**EXERCISE PROMPT:** Exactly as written, retype the listing below, omitting the pictures.

**ENTRIES SUPPLIED:**
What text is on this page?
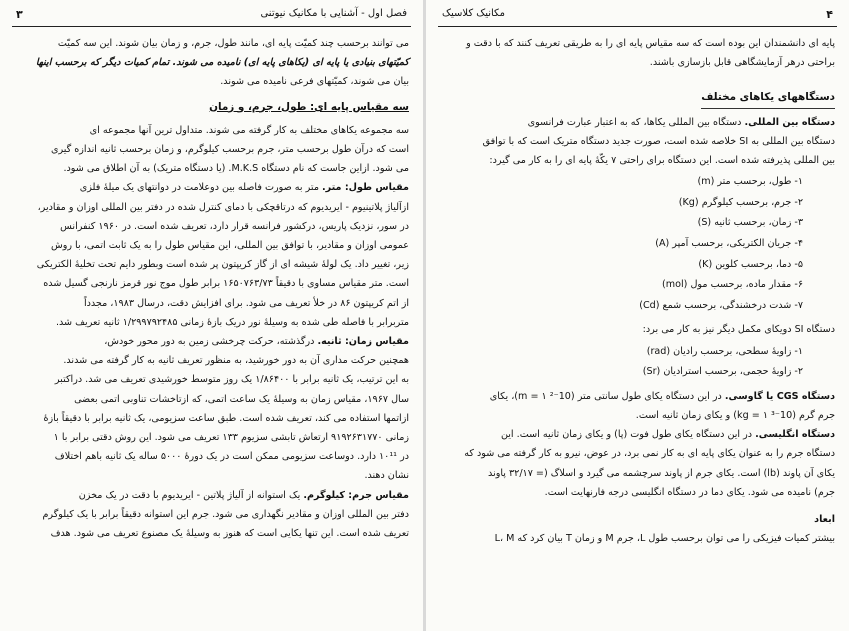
۳	فصل اول - آشنایی با مکانیک نیوتنی

می توانند برحسب چند کمیّت پایه ای، مانند طول، جرم، و زمان بیان شوند. این سه کمیّت

کمیّتهای بنیادی یا پایه ای (یکاهای پایه ای) نامیده می شوند. تمام کمیات دیگر که برحسب اینها

بیان می شوند، کمیّتهای فرعی نامیده می شوند.

سه مقیاس پایه ای: طول، جرم، و زمان

سه مجموعه یکاهای مختلف به کار گرفته می شوند. متداول ترین آنها مجموعه ای

است که درآن طول برحسب متر، جرم برحسب کیلوگرم، و زمان برحسب ثانیه اندازه گیری

می شود. ازاین جاست که نام دستگاه M.K.S. (یا دستگاه متریک) به آن اطلاق می شود.

مقیاس طول: متر. متر به صورت فاصله بین دوعلامت در دوانتهای یک میلهٔ فلزی

ازآلیاژ پلاتینیوم - ایریدیوم که درتاقچکی با دمای کنترل شده در دفتر بین المللی اوزان و مقادیر،

در سور، نزدیک پاریس، درکشور فرانسه قرار دارد، تعریف شده است. در ۱۹۶۰ کنفرانس

عمومی اوزان و مقادیر، با توافق بین المللی، این مقیاس طول را به یک ثابت اتمی، با روش

زیر، تغییر داد. یک لولهٔ شیشه ای از گاز کریپتون پر شده است وبطور دایم تحت تخلیهٔ الکتریکی

است. متر مقیاس مساوی با دقیقاً ۱۶۵۰۷۶۳/۷۳ برابر طول موج نور قرمز نارنجی گسیل شده

از اتم کریپتون ۸۶ در خلأ تعریف می شود. برای افزایش دقت، درسال ۱۹۸۳، مجدداً

متربرابر با فاصله طی شده به وسیلهٔ نور دریک بازهٔ زمانی ۱/۲۹۹۷۹۲۴۸۵ ثانیه تعریف شد.

مقیاس زمان: ثانیه. درگذشته، حرکت چرخشی زمین به دور محور خودش،

همچنین حرکت مداری آن به دور خورشید، به منظور تعریف ثانیه به کار گرفته می شدند.

به این ترتیب، یک ثانیه برابر با ۱/۸۶۴۰۰ یک روز متوسط خورشیدی تعریف می شد. دراکتبر

سال ۱۹۶۷، مقیاس زمان به وسیلهٔ یک ساعت اتمی، که ازتاخشات تناوبی اتمی بعضی

ازاتمها استفاده می کند، تعریف شده است. طبق ساعت سزیومی، یک ثانیه برابر با دقیقاً بازهٔ

زمانی ۹۱۹۲۶۳۱۷۷۰ ارتعاش تابشی سزیوم ۱۳۳ تعریف می شود. این روش دقتی برابر با ۱

در ۱۰¹¹ دارد. دوساعت سزیومی ممکن است در یک دورهٔ ۵۰۰۰ ساله یک ثانیه باهم اختلاف

نشان دهند.

مقیاس جرم: کیلوگرم. یک استوانه از آلیاژ پلاتین - ایریدیوم با دقت در یک مخزن

دفتر بین المللی اوزان و مقادیر نگهداری می شود. جرم این استوانه دقیقاً برابر با یک کیلوگرم

تعریف شده است. این تنها یکایی است که هنوز به وسیلهٔ یک مصنوع تعریف می شود. هدف

۴
مکانیک کلاسیک

پایه ای دانشمندان این بوده است که سه مقیاس پایه ای را به طریقی تعریف کنند که با دقت و

براحتی درهر آزمایشگاهی قابل بازسازی باشند.

دستگاههای یکاهای مختلف

دستگاه بین المللی. دستگاه بین المللی یکاها، که به اعتبار عبارت فرانسوی

دستگاه بین المللی به SI خلاصه شده است، صورت جدید دستگاه متریک است که با توافق

بین المللی پذیرفته شده است. این دستگاه برای راحتی ۷ یکّهٔ پایه ای را به کار می گیرد:

۱- طول، برحسب متر (m)
۲- جرم، برحسب کیلوگرم (Kg)
۳- زمان، برحسب ثانیه (S)
۴- جریان الکتریکی، برحسب آمپر (A)
۵- دما، برحسب کلوین (K)
۶- مقدار ماده، برحسب مول (mol)
۷- شدت درخشندگی، برحسب شمع (Cd)

دستگاه SI دویکای مکمل دیگر نیز به کار می برد:

۱- زاویهٔ سطحی، برحسب رادیان (rad)
۲- زاویهٔ حجمی، برحسب استرادیان (Sr)

دستگاه CGS یا گاوسی. در این دستگاه یکای طول سانتی متر (10⁻² m = ۱)، یکای

جرم گرم (10⁻³ kg = ۱) و یکای زمان ثانیه است.

دستگاه انگلیسی. در این دستگاه یکای طول فوت (پا) و یکای زمان ثانیه است. این

دستگاه جرم را به عنوان یکای پایه ای به کار نمی برد، در عوض، نیرو به کار گرفته می شود که

یکای آن پاوند (lb) است. یکای جرم از پاوند سرچشمه می گیرد و اسلاگ (= ۳۲/۱۷ پاوند

جرم) نامیده می شود. یکای دما در دستگاه انگلیسی درجه فارنهایت است.

ابعاد

بیشتر کمیات فیزیکی را می توان برحسب طول L، جرم M و زمان T بیان کرد که L، M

**WRITTEN ANSWER:**
What text is on this page?
۳	فصل اول - آشنایی با مکانیک نیوتنی

می توانند برحسب چند کمیّت پایه ای، مانند طول، جرم، و زمان بیان شوند. این سه کمیّت

کمیّتهای بنیادی یا پایه ای (یکاهای پایه ای) نامیده می شوند. تمام کمیات دیگر که برحسب اینها

بیان می شوند، کمیّتهای فرعی نامیده می شوند.

سه مقیاس پایه ای: طول، جرم، و زمان

سه مجموعه یکاهای مختلف به کار گرفته می شوند. متداول ترین آنها مجموعه ای

است که درآن طول برحسب متر، جرم برحسب کیلوگرم، و زمان برحسب ثانیه اندازه گیری

می شود. ازاین جاست که نام دستگاه M.K.S. (یا دستگاه متریک) به آن اطلاق می شود.

مقیاس طول: متر. متر به صورت فاصله بین دوعلامت در دوانتهای یک میلهٔ فلزی

ازآلیاژ پلاتینیوم - ایریدیوم که درتاقچکی با دمای کنترل شده در دفتر بین المللی اوزان و مقادیر،

در سور، نزدیک پاریس، درکشور فرانسه قرار دارد، تعریف شده است. در ۱۹۶۰ کنفرانس

عمومی اوزان و مقادیر، با توافق بین المللی، این مقیاس طول را به یک ثابت اتمی، با روش

زیر، تغییر داد. یک لولهٔ شیشه ای از گاز کریپتون پر شده است وبطور دایم تحت تخلیهٔ الکتریکی

است. متر مقیاس مساوی با دقیقاً ۱۶۵۰۷۶۳/۷۳ برابر طول موج نور قرمز نارنجی گسیل شده

از اتم کریپتون ۸۶ در خلأ تعریف می شود. برای افزایش دقت، درسال ۱۹۸۳، مجدداً

متربرابر با فاصله طی شده به وسیلهٔ نور دریک بازهٔ زمانی ۱/۲۹۹۷۹۲۴۸۵ ثانیه تعریف شد.

مقیاس زمان: ثانیه. درگذشته، حرکت چرخشی زمین به دور محور خودش،

همچنین حرکت مداری آن به دور خورشید، به منظور تعریف ثانیه به کار گرفته می شدند.

به این ترتیب، یک ثانیه برابر با ۱/۸۶۴۰۰ یک روز متوسط خورشیدی تعریف می شد. دراکتبر

سال ۱۹۶۷، مقیاس زمان به وسیلهٔ یک ساعت اتمی، که ازتاخشات تناوبی اتمی بعضی

ازاتمها استفاده می کند، تعریف شده است. طبق ساعت سزیومی، یک ثانیه برابر با دقیقاً بازهٔ

زمانی ۹۱۹۲۶۳۱۷۷۰ ارتعاش تابشی سزیوم ۱۳۳ تعریف می شود. این روش دقتی برابر با ۱

در ۱۰¹¹ دارد. دوساعت سزیومی ممکن است در یک دورهٔ ۵۰۰۰ ساله یک ثانیه باهم اختلاف

نشان دهند.

مقیاس جرم: کیلوگرم. یک استوانه از آلیاژ پلاتین - ایریدیوم با دقت در یک مخزن

دفتر بین المللی اوزان و مقادیر نگهداری می شود. جرم این استوانه دقیقاً برابر با یک کیلوگرم

تعریف شده است. این تنها یکایی است که هنوز به وسیلهٔ یک مصنوع تعریف می شود. هدف

۴
مکانیک کلاسیک

پایه ای دانشمندان این بوده است که سه مقیاس پایه ای را به طریقی تعریف کنند که با دقت و

براحتی درهر آزمایشگاهی قابل بازسازی باشند.

دستگاههای یکاهای مختلف

دستگاه بین المللی. دستگاه بین المللی یکاها، که به اعتبار عبارت فرانسوی

دستگاه بین المللی به SI خلاصه شده است، صورت جدید دستگاه متریک است که با توافق

بین المللی پذیرفته شده است. این دستگاه برای راحتی ۷ یکّهٔ پایه ای را به کار می گیرد:

۱- طول، برحسب متر (m)
۲- جرم، برحسب کیلوگرم (Kg)
۳- زمان، برحسب ثانیه (S)
۴- جریان الکتریکی، برحسب آمپر (A)
۵- دما، برحسب کلوین (K)
۶- مقدار ماده، برحسب مول (mol)
۷- شدت درخشندگی، برحسب شمع (Cd)

دستگاه SI دویکای مکمل دیگر نیز به کار می برد:

۱- زاویهٔ سطحی، برحسب رادیان (rad)
۲- زاویهٔ حجمی، برحسب استرادیان (Sr)

دستگاه CGS یا گاوسی. در این دستگاه یکای طول سانتی متر (10⁻² m = ۱)، یکای

جرم گرم (10⁻³ kg = ۱) و یکای زمان ثانیه است.

دستگاه انگلیسی. در این دستگاه یکای طول فوت (پا) و یکای زمان ثانیه است. این

دستگاه جرم را به عنوان یکای پایه ای به کار نمی برد، در عوض، نیرو به کار گرفته می شود که

یکای آن پاوند (lb) است. یکای جرم از پاوند سرچشمه می گیرد و اسلاگ (= ۳۲/۱۷ پاوند

جرم) نامیده می شود. یکای دما در دستگاه انگلیسی درجه فارنهایت است.

ابعاد

بیشتر کمیات فیزیکی را می توان برحسب طول L، جرم M و زمان T بیان کرد که L، M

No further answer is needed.